* BEGIN Selection *

The Psalm begins with God, you’re such a safe and powerful place to find refuge! You’re a proven help in time of trouble. Regardless of what you are feeling today, God is our refuge, our strength, and our help. God doesn’t have to point to a refuge, He is not directing us to go somewhere, He is calling us to get close to Him because He is our refuge. Even though the mountains quake and the waves crash, we can come to God and find our refuge in Him.

The Psalmist also reminds us that God is a proven help in time of trouble.  I find hope in the fact that God and I have a history together. God is not at my beck and call, yet while He never promises to take all of the storms from my life, He has always been with me. In times of joy and in times of trouble. Especially in those moments when we feel weak and defenseless.

God is present and abundantly available. When our security is suddenly gone, we go to God and find refuge. Every time we feel anxious and helpless we find our security in Him. Which reminds me of something Bob Goff said: “It’s easy to trust God when He does what we want; it’s the other times when we grow.”

Phillip is going to help us observe the pause at this part of the text.

The Psalmist continues: God has a constantly flowing river whose sparkling streams bring joy and delight to his people. His river flows right through the city of God Most High, into his holy dwelling places. God is in the midst of his city, secure and never shaken. At daybreak his help will be seen with the appearing of the dawn. When the nations are in uproar with their tottering kingdoms, God simply raises his voice and the earth begins to disintegrate before him. Here he comes! The Commander! The mighty Lord of Angel Armies is on our side. The God of Jacob fights for us!

There are many times that because the Bible was written for us and not to us, we miss the beauty of what the writers are saying. The psalmist says in verse 4 God has a constantly flowing river whose sparkling streams bring joy and delight to his people.

* END Selection *

What to do:
- A) Decide whether each statement agrees with the devotional on the Psalm: (i) God promises to take every storm out of a person's life; (ii) God's river flows through the city of God Most High; (iii) God's help will be seen at nightfall. For each, answer yes or no and quote the words that decide it.
- B) In the devotional on the Psalm, who said, "It's easy to trust God when He does what we want; it's the other times when we grow"?

* BEGIN Data entries *

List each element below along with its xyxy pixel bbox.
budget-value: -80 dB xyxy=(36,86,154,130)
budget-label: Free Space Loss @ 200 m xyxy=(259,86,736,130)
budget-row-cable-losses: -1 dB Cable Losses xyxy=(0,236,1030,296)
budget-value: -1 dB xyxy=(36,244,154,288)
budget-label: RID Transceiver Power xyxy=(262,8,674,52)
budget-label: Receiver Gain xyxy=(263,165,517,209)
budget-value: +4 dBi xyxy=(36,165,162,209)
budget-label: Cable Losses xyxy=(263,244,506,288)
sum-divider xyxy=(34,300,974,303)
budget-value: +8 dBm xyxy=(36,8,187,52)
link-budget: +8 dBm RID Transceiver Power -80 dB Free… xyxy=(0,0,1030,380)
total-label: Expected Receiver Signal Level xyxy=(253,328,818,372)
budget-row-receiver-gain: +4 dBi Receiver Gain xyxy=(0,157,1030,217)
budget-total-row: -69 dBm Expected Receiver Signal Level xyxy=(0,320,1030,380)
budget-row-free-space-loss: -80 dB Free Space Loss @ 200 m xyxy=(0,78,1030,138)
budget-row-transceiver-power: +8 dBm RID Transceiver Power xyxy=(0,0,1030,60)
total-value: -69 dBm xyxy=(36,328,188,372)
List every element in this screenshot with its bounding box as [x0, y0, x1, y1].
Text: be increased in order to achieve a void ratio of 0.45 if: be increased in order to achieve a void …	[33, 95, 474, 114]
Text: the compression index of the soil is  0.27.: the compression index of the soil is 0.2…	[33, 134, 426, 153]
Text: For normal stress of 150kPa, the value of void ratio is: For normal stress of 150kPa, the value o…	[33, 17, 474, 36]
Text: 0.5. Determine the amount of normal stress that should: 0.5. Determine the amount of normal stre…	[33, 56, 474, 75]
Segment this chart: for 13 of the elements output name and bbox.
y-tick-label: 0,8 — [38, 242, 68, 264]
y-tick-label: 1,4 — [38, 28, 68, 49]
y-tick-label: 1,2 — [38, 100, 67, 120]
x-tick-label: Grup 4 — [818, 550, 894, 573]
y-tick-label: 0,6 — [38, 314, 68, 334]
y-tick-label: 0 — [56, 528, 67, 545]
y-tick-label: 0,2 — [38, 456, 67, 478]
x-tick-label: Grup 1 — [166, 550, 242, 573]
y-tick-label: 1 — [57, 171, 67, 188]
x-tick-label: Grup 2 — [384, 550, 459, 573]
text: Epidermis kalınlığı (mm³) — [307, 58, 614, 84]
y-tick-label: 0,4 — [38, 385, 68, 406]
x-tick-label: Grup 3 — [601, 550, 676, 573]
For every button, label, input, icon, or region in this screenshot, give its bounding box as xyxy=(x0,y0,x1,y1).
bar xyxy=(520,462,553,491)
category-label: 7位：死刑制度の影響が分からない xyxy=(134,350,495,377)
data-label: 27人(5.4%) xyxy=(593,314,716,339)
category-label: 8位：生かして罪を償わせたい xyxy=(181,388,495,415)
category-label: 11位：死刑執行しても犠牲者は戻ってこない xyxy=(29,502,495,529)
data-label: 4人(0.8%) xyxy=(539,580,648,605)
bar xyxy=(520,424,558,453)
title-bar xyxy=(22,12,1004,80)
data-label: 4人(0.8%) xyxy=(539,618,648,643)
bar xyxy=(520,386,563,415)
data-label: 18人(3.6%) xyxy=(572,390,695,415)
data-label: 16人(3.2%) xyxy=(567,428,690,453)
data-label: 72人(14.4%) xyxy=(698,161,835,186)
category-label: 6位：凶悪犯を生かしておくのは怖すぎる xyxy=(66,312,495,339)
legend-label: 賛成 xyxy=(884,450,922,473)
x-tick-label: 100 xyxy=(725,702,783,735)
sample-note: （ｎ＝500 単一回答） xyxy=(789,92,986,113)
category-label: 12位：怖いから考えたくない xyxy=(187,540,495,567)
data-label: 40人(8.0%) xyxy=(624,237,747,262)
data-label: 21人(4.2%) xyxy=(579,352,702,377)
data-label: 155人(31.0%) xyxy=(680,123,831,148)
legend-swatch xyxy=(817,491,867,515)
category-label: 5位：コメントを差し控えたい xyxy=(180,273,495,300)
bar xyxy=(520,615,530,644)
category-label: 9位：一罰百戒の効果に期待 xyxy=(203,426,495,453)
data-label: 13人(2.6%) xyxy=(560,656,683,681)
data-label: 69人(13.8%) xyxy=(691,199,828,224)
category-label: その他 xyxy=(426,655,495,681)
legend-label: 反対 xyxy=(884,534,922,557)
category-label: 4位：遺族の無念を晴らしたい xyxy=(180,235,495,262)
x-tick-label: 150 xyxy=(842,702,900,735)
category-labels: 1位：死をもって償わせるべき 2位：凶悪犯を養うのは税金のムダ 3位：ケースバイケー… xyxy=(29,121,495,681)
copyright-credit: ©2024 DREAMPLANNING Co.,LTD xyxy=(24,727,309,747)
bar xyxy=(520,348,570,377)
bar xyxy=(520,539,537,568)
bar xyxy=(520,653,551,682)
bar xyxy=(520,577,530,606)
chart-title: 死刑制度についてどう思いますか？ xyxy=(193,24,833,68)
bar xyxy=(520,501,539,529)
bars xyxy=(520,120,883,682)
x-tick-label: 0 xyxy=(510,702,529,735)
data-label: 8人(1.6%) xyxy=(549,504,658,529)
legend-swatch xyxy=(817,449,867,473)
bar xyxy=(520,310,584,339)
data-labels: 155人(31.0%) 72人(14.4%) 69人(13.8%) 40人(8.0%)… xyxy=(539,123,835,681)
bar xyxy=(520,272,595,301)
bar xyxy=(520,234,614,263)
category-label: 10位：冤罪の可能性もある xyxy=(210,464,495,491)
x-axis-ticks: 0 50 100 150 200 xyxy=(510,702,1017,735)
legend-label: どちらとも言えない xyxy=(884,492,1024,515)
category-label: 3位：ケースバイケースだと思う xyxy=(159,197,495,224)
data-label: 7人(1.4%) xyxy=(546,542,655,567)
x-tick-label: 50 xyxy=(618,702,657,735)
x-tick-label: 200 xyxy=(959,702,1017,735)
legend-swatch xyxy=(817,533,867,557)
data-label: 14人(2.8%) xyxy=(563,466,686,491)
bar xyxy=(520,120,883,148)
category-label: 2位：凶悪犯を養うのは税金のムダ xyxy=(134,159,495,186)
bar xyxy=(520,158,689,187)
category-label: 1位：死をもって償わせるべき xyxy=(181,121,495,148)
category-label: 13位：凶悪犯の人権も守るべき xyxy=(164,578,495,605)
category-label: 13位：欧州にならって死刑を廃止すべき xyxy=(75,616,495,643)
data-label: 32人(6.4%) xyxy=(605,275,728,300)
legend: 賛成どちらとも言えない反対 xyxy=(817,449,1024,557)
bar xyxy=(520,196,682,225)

* END Data entries *

Expected outputs:
- A)
(i) No: "He never promises to take all of the storms from my life"
(ii) Yes: "His river flows right through the city of God Most High"
(iii) No: "At daybreak his help will be seen with the appearing of the dawn."

- B) Bob Goff